- [AIM OF THE TASK]: The records that follow are to be repeated exactly, with the pictures removed.

++++ MATERIAL PROVIDED ++++

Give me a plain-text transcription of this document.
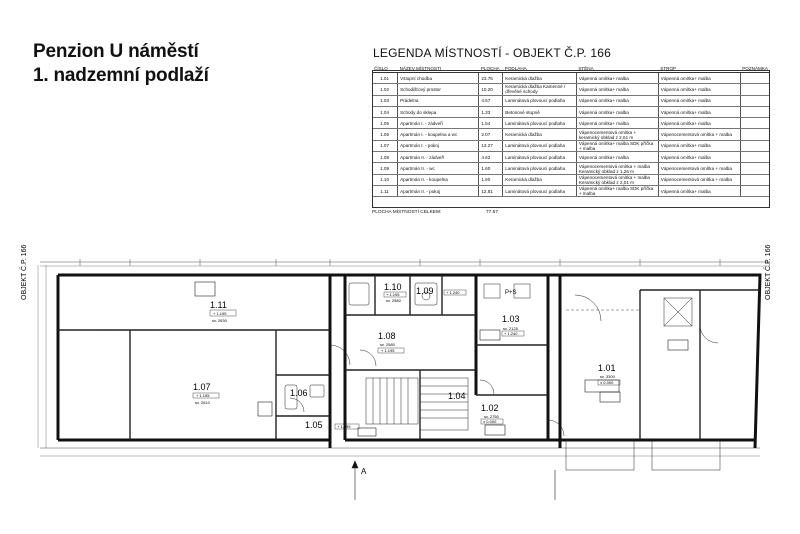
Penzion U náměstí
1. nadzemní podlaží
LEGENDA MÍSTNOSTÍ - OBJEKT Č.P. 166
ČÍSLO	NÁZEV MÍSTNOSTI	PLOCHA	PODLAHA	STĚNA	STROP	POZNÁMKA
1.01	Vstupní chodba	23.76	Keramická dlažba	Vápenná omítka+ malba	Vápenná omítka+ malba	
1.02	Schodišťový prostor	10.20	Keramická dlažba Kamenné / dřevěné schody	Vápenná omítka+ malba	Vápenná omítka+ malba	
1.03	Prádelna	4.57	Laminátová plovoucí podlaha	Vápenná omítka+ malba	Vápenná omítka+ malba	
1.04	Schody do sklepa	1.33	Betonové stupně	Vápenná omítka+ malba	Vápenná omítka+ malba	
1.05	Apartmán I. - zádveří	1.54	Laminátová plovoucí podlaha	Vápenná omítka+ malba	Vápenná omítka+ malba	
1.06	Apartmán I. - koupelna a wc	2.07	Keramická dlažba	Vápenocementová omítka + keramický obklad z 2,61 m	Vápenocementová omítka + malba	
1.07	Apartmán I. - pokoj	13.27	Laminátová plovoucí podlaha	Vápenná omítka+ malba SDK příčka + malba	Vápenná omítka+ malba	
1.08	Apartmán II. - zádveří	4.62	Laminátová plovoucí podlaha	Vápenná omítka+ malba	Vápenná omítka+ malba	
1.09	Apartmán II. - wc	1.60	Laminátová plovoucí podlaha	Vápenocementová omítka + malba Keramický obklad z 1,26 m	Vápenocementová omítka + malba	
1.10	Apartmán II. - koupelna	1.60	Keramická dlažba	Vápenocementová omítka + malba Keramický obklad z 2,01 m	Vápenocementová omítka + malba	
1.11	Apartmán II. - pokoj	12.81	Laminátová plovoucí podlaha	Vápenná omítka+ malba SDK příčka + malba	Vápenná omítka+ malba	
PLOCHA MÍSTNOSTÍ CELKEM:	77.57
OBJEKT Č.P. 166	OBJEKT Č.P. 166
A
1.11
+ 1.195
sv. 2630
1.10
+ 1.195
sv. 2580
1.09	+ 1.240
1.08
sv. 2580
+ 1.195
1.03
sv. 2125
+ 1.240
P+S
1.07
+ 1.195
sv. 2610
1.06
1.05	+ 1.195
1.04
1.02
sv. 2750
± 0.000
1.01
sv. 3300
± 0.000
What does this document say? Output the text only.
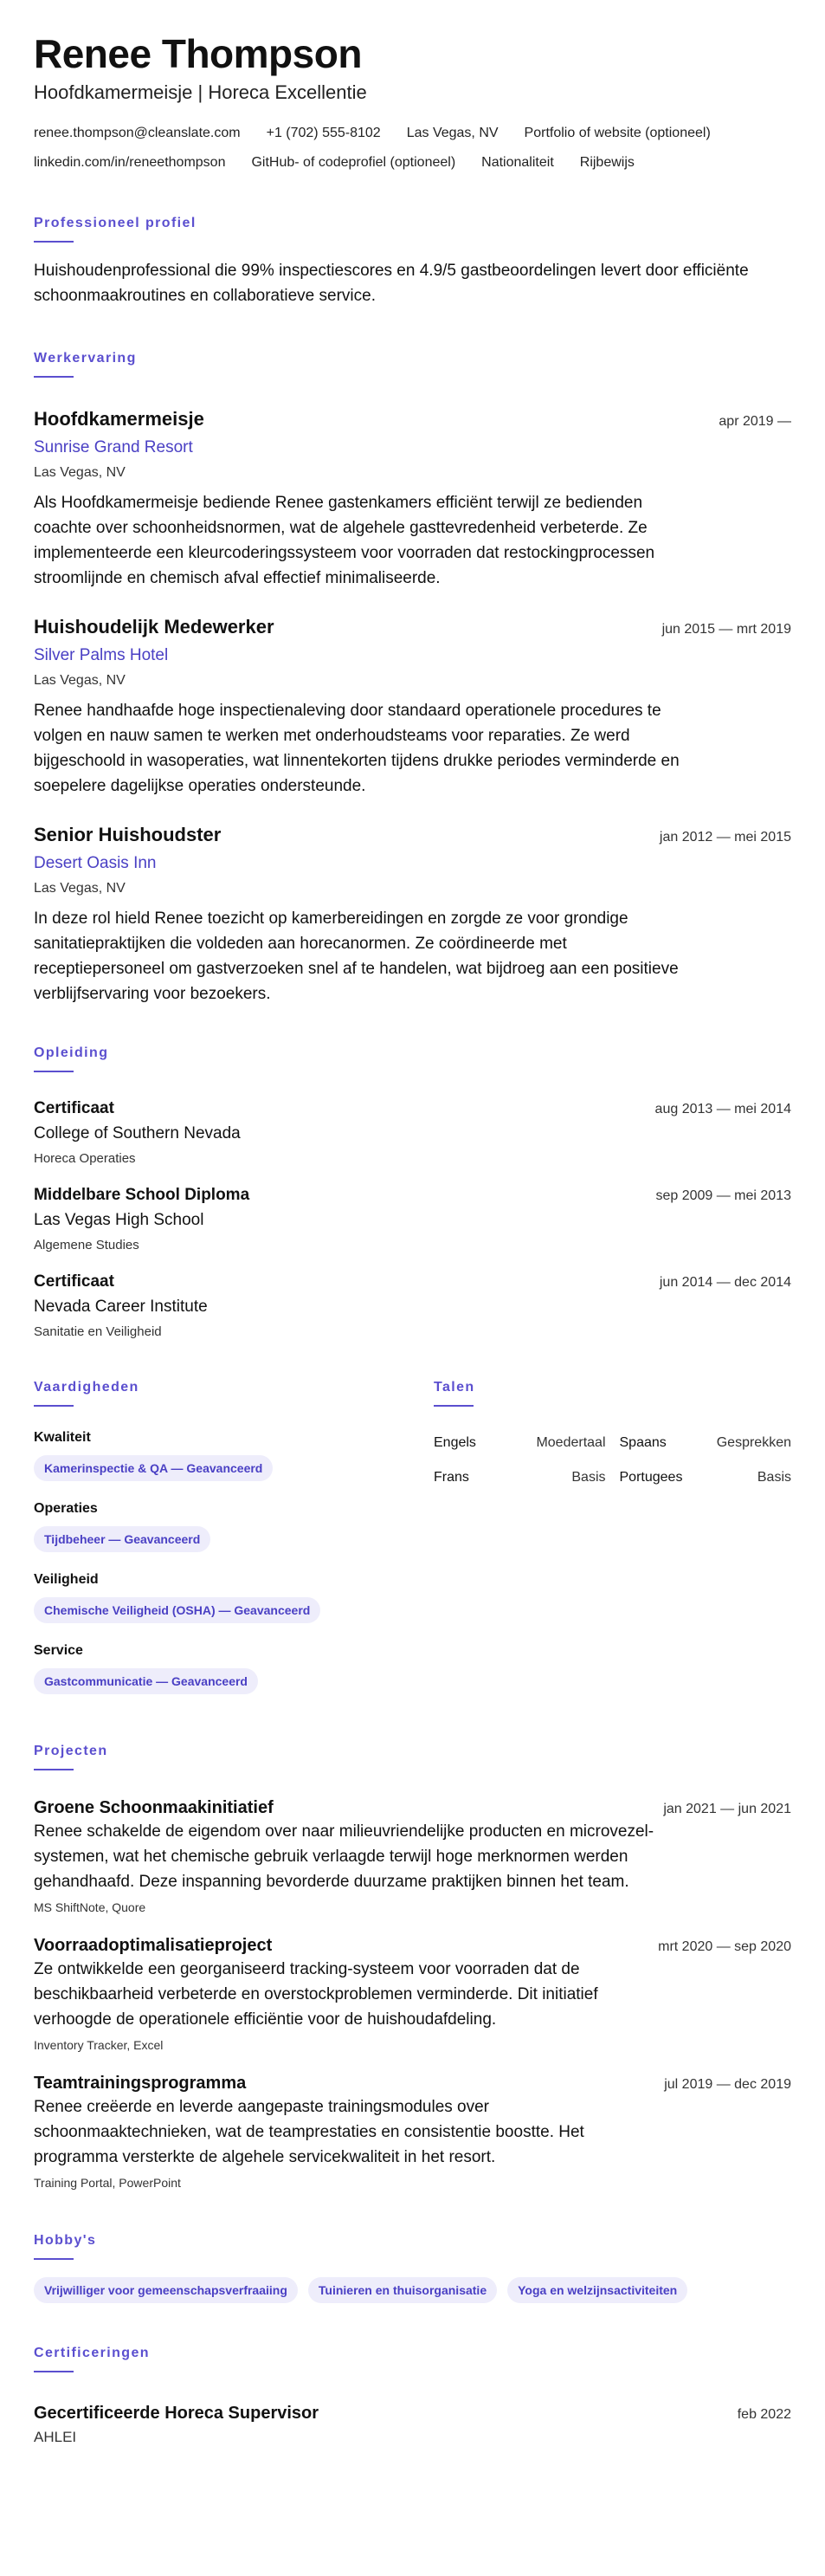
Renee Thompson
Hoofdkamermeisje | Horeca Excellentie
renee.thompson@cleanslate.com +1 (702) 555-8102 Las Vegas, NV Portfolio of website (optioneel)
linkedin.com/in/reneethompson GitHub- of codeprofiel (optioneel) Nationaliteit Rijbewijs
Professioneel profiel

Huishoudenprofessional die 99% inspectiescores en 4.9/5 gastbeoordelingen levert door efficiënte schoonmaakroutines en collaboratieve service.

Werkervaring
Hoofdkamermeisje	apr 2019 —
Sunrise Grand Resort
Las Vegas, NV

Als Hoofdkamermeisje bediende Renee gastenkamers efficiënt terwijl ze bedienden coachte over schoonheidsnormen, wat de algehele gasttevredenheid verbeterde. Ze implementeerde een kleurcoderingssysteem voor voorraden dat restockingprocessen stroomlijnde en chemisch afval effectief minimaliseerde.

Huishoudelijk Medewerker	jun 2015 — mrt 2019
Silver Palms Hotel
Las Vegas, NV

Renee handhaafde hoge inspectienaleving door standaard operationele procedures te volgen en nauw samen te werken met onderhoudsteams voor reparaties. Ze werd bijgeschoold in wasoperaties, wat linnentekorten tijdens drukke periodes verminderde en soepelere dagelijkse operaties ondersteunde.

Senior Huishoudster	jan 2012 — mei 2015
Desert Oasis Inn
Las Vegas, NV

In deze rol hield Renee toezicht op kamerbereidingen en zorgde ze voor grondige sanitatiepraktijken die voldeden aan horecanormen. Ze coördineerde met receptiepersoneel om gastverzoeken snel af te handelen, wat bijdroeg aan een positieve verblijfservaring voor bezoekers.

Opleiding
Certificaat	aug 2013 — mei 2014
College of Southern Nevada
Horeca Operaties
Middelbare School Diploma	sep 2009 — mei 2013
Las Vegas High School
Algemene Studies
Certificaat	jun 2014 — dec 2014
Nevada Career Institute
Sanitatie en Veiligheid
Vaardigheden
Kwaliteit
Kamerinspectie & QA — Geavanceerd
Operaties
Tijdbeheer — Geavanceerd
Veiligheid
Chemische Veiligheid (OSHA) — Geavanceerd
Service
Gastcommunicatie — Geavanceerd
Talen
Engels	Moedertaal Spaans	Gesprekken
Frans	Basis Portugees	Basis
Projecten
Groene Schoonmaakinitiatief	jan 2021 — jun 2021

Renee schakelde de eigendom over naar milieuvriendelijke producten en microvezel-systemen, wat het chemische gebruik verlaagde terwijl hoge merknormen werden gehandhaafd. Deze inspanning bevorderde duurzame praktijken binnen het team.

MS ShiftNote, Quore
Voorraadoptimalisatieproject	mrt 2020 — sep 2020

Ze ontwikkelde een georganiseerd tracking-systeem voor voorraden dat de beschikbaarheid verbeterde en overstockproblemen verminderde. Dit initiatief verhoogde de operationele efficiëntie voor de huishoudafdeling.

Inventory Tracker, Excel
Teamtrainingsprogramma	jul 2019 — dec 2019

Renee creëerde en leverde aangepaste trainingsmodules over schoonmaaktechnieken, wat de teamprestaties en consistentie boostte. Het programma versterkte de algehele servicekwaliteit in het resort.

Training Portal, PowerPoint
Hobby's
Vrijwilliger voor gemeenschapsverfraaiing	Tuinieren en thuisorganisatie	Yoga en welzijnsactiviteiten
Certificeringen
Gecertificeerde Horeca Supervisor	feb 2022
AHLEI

++++

- [IN RESPONSE]:
Give me a plain-text transcription of this document.
Penzion U náměstí
1. nadzemní podlaží
LEGENDA MÍSTNOSTÍ - OBJEKT Č.P. 166
ČÍSLO	NÁZEV MÍSTNOSTI	PLOCHA	PODLAHA	STĚNA	STROP	POZNÁMKA
1.01	Vstupní chodba	23.76	Keramická dlažba	Vápenná omítka+ malba	Vápenná omítka+ malba	
1.02	Schodišťový prostor	10.20	Keramická dlažba Kamenné / dřevěné schody	Vápenná omítka+ malba	Vápenná omítka+ malba	
1.03	Prádelna	4.57	Laminátová plovoucí podlaha	Vápenná omítka+ malba	Vápenná omítka+ malba	
1.04	Schody do sklepa	1.33	Betonové stupně	Vápenná omítka+ malba	Vápenná omítka+ malba	
1.05	Apartmán I. - zádveří	1.54	Laminátová plovoucí podlaha	Vápenná omítka+ malba	Vápenná omítka+ malba	
1.06	Apartmán I. - koupelna a wc	2.07	Keramická dlažba	Vápenocementová omítka + keramický obklad z 2,61 m	Vápenocementová omítka + malba	
1.07	Apartmán I. - pokoj	13.27	Laminátová plovoucí podlaha	Vápenná omítka+ malba SDK příčka + malba	Vápenná omítka+ malba	
1.08	Apartmán II. - zádveří	4.62	Laminátová plovoucí podlaha	Vápenná omítka+ malba	Vápenná omítka+ malba	
1.09	Apartmán II. - wc	1.60	Laminátová plovoucí podlaha	Vápenocementová omítka + malba Keramický obklad z 1,26 m	Vápenocementová omítka + malba	
1.10	Apartmán II. - koupelna	1.60	Keramická dlažba	Vápenocementová omítka + malba Keramický obklad z 2,01 m	Vápenocementová omítka + malba	
1.11	Apartmán II. - pokoj	12.81	Laminátová plovoucí podlaha	Vápenná omítka+ malba SDK příčka + malba	Vápenná omítka+ malba	
PLOCHA MÍSTNOSTÍ CELKEM:	77.57
OBJEKT Č.P. 166	OBJEKT Č.P. 166
A
1.11
+ 1.195
sv. 2630
1.10
+ 1.195
sv. 2580
1.09	+ 1.240
1.08
sv. 2580
+ 1.195
1.03
sv. 2125
+ 1.240
P+S
1.07
+ 1.195
sv. 2610
1.06
1.05	+ 1.195
1.04
1.02
sv. 2750
± 0.000
1.01
sv. 3300
± 0.000
What does this document say? Output the text only.
Renee Thompson
Hoofdkamermeisje | Horeca Excellentie
renee.thompson@cleanslate.com +1 (702) 555-8102 Las Vegas, NV Portfolio of website (optioneel)
linkedin.com/in/reneethompson GitHub- of codeprofiel (optioneel) Nationaliteit Rijbewijs
Professioneel profiel

Huishoudenprofessional die 99% inspectiescores en 4.9/5 gastbeoordelingen levert door efficiënte schoonmaakroutines en collaboratieve service.

Werkervaring
Hoofdkamermeisje	apr 2019 —
Sunrise Grand Resort
Las Vegas, NV

Als Hoofdkamermeisje bediende Renee gastenkamers efficiënt terwijl ze bedienden coachte over schoonheidsnormen, wat de algehele gasttevredenheid verbeterde. Ze implementeerde een kleurcoderingssysteem voor voorraden dat restockingprocessen stroomlijnde en chemisch afval effectief minimaliseerde.

Huishoudelijk Medewerker	jun 2015 — mrt 2019
Silver Palms Hotel
Las Vegas, NV

Renee handhaafde hoge inspectienaleving door standaard operationele procedures te volgen en nauw samen te werken met onderhoudsteams voor reparaties. Ze werd bijgeschoold in wasoperaties, wat linnentekorten tijdens drukke periodes verminderde en soepelere dagelijkse operaties ondersteunde.

Senior Huishoudster	jan 2012 — mei 2015
Desert Oasis Inn
Las Vegas, NV

In deze rol hield Renee toezicht op kamerbereidingen en zorgde ze voor grondige sanitatiepraktijken die voldeden aan horecanormen. Ze coördineerde met receptiepersoneel om gastverzoeken snel af te handelen, wat bijdroeg aan een positieve verblijfservaring voor bezoekers.

Opleiding
Certificaat	aug 2013 — mei 2014
College of Southern Nevada
Horeca Operaties
Middelbare School Diploma	sep 2009 — mei 2013
Las Vegas High School
Algemene Studies
Certificaat	jun 2014 — dec 2014
Nevada Career Institute
Sanitatie en Veiligheid
Vaardigheden
Kwaliteit
Kamerinspectie & QA — Geavanceerd
Operaties
Tijdbeheer — Geavanceerd
Veiligheid
Chemische Veiligheid (OSHA) — Geavanceerd
Service
Gastcommunicatie — Geavanceerd
Talen
Engels	Moedertaal Spaans	Gesprekken
Frans	Basis Portugees	Basis
Projecten
Groene Schoonmaakinitiatief	jan 2021 — jun 2021

Renee schakelde de eigendom over naar milieuvriendelijke producten en microvezel-systemen, wat het chemische gebruik verlaagde terwijl hoge merknormen werden gehandhaafd. Deze inspanning bevorderde duurzame praktijken binnen het team.

MS ShiftNote, Quore
Voorraadoptimalisatieproject	mrt 2020 — sep 2020

Ze ontwikkelde een georganiseerd tracking-systeem voor voorraden dat de beschikbaarheid verbeterde en overstockproblemen verminderde. Dit initiatief verhoogde de operationele efficiëntie voor de huishoudafdeling.

Inventory Tracker, Excel
Teamtrainingsprogramma	jul 2019 — dec 2019

Renee creëerde en leverde aangepaste trainingsmodules over schoonmaaktechnieken, wat de teamprestaties en consistentie boostte. Het programma versterkte de algehele servicekwaliteit in het resort.

Training Portal, PowerPoint
Hobby's
Vrijwilliger voor gemeenschapsverfraaiing	Tuinieren en thuisorganisatie	Yoga en welzijnsactiviteiten
Certificeringen
Gecertificeerde Horeca Supervisor	feb 2022
AHLEI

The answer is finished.